• Stated goal
Every line holding the word "December" counts once. Give the total, nothing more.

◇ ◇ ◇ ◇ ◇

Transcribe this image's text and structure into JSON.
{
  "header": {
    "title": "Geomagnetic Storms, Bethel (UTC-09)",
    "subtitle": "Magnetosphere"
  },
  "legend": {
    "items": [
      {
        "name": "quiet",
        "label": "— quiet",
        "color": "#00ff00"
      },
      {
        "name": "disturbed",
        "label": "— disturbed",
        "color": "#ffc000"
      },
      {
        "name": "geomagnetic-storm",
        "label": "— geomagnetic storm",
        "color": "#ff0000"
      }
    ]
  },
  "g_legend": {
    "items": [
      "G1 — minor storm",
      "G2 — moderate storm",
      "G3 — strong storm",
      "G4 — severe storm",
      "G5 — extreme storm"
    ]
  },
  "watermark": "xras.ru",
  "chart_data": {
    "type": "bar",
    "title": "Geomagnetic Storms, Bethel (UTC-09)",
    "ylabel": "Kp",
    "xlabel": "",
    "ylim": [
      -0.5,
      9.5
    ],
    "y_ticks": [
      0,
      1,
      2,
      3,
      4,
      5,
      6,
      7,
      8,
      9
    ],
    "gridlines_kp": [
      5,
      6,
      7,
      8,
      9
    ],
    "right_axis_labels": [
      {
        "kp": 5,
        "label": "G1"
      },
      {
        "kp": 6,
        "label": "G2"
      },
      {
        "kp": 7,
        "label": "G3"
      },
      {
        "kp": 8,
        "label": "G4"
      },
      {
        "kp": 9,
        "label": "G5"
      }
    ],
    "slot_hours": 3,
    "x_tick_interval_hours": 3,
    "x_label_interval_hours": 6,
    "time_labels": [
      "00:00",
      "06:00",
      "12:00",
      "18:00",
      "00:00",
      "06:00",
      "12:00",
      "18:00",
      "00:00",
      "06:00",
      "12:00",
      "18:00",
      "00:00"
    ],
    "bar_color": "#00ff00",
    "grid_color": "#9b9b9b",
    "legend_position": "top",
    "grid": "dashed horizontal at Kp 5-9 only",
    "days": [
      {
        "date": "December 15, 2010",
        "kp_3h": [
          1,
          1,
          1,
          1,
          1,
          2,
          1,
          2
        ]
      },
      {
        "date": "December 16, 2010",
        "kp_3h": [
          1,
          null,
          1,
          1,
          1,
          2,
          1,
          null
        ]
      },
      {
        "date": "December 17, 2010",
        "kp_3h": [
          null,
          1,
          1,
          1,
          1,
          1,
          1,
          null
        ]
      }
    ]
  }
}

◇ ◇ ◇ ◇ ◇

• Completed exercise
3